__WHAT THE TASK ASKS__: Seek out every line containing the word "BMKG", and copy each.

* start EXTRACTED RECORDS *

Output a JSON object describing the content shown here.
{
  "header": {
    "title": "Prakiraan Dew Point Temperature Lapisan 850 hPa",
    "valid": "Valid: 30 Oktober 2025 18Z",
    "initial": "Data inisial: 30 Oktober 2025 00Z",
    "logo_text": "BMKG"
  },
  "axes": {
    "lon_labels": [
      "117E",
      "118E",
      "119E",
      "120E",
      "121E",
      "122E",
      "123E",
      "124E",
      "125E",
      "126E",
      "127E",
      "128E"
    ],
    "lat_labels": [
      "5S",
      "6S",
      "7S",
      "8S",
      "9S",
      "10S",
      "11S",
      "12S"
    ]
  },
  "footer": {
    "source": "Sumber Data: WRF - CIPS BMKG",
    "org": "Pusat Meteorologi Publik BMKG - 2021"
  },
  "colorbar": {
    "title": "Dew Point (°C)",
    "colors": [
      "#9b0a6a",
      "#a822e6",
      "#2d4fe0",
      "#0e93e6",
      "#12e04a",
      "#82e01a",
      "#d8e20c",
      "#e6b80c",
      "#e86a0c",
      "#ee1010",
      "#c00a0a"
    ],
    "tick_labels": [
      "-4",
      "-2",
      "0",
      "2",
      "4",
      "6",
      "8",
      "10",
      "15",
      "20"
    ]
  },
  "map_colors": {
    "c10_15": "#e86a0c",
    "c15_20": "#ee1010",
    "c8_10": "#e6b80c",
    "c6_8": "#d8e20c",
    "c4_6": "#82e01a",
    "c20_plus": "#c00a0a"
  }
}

* end EXTRACTED RECORDS *

__COMPLETE ANSWER__:
    "logo_text": "BMKG"
    "source": "Sumber Data: WRF - CIPS BMKG",
    "org": "Pusat Meteorologi Publik BMKG - 2021"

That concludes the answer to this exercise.